## Available records
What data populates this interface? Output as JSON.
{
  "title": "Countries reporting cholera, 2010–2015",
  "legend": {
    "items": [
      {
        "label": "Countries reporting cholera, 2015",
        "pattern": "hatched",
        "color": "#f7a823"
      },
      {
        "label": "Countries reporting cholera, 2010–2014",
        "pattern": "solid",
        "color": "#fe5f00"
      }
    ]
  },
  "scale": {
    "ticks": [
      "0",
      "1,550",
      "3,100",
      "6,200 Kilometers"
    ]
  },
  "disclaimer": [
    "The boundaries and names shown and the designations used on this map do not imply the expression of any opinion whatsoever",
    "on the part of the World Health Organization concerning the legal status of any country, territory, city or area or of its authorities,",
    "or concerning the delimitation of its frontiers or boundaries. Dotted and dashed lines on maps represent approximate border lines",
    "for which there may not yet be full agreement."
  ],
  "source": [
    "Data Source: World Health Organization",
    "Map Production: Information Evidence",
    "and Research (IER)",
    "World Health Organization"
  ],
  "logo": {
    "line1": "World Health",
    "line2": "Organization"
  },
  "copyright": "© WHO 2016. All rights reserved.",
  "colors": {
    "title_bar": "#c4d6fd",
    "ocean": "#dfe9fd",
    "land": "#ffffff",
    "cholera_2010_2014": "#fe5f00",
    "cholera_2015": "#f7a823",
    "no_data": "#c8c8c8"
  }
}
==
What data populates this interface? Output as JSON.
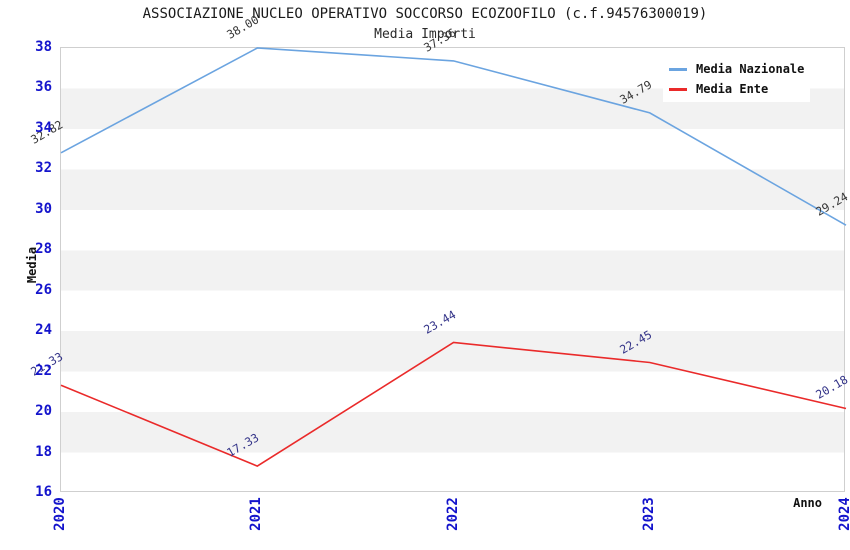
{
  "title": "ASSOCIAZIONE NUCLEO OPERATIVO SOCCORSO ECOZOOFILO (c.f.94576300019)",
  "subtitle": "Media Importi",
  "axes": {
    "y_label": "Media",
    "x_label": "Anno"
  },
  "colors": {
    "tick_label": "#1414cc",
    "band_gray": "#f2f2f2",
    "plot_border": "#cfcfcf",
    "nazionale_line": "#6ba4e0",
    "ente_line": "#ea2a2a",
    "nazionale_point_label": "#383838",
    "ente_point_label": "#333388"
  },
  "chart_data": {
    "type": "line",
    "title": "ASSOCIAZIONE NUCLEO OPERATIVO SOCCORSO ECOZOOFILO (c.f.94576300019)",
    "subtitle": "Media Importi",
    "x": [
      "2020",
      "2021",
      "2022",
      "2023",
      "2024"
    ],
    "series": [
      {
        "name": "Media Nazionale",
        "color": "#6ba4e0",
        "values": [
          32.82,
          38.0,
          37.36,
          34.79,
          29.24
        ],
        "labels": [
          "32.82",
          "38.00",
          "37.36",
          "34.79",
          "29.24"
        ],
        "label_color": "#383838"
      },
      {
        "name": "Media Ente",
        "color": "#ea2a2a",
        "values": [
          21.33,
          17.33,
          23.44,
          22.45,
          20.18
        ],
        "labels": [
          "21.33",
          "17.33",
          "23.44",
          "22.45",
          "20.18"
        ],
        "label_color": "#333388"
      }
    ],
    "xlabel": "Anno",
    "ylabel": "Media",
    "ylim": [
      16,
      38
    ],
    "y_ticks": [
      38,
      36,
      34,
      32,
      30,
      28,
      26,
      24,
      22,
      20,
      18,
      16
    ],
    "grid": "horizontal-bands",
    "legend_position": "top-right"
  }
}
---
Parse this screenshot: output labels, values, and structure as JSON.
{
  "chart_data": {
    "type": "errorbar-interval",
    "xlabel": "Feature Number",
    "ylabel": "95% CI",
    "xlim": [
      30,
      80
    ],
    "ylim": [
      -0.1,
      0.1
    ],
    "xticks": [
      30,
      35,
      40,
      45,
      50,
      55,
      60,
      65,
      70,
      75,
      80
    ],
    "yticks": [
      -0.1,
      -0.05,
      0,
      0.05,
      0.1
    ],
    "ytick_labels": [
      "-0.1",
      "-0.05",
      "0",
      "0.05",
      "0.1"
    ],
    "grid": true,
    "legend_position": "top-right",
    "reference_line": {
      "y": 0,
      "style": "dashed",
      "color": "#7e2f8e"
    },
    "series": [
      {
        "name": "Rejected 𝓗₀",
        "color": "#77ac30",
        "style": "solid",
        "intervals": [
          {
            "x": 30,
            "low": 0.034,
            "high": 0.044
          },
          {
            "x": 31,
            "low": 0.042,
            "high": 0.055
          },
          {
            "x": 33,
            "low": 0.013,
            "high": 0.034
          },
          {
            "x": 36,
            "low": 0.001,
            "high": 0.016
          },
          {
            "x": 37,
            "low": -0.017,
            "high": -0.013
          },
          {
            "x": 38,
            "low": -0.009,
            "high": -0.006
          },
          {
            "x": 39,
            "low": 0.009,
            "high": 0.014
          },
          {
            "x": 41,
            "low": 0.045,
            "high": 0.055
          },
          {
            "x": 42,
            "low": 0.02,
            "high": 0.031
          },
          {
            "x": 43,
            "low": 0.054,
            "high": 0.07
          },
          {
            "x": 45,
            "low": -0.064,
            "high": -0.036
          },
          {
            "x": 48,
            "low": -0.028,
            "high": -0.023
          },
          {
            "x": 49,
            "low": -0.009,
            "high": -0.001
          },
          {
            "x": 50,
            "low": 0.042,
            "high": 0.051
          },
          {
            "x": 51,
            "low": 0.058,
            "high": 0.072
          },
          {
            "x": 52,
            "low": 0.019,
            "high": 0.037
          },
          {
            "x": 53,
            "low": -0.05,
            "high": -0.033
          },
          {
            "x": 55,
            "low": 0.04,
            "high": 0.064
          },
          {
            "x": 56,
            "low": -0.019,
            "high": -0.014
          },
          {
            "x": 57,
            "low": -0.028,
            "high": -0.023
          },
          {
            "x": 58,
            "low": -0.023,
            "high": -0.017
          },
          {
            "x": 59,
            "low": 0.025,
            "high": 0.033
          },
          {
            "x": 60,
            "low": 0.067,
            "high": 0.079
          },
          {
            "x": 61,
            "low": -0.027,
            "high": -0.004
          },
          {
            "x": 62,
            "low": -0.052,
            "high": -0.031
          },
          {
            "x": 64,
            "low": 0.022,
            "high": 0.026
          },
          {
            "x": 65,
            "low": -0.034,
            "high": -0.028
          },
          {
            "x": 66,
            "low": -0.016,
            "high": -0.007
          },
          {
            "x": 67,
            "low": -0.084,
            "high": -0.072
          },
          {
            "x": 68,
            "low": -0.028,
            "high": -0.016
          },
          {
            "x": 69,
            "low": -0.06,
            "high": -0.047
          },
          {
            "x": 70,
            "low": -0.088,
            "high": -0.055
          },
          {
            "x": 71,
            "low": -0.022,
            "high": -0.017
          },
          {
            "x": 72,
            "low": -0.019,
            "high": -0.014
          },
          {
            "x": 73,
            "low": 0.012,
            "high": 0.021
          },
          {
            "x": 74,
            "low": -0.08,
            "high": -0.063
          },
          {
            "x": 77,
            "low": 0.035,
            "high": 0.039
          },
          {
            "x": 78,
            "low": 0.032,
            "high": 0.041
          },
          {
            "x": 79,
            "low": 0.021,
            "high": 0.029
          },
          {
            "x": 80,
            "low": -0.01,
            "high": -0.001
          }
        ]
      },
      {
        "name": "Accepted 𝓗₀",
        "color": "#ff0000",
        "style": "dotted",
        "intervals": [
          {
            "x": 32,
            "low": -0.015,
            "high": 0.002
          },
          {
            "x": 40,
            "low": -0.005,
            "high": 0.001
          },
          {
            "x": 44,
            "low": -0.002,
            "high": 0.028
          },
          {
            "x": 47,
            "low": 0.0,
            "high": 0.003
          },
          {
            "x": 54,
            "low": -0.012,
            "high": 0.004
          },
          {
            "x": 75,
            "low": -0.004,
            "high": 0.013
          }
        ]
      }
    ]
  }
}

## Problem statement
Scan the listing above for the word "ECOZOOFILO" and copy every line that holds it.

## Answer to this problem
  "title": "ASSOCIAZIONE NUCLEO OPERATIVO SOCCORSO ECOZOOFILO (c.f.94576300019)",
    "title": "ASSOCIAZIONE NUCLEO OPERATIVO SOCCORSO ECOZOOFILO (c.f.94576300019)",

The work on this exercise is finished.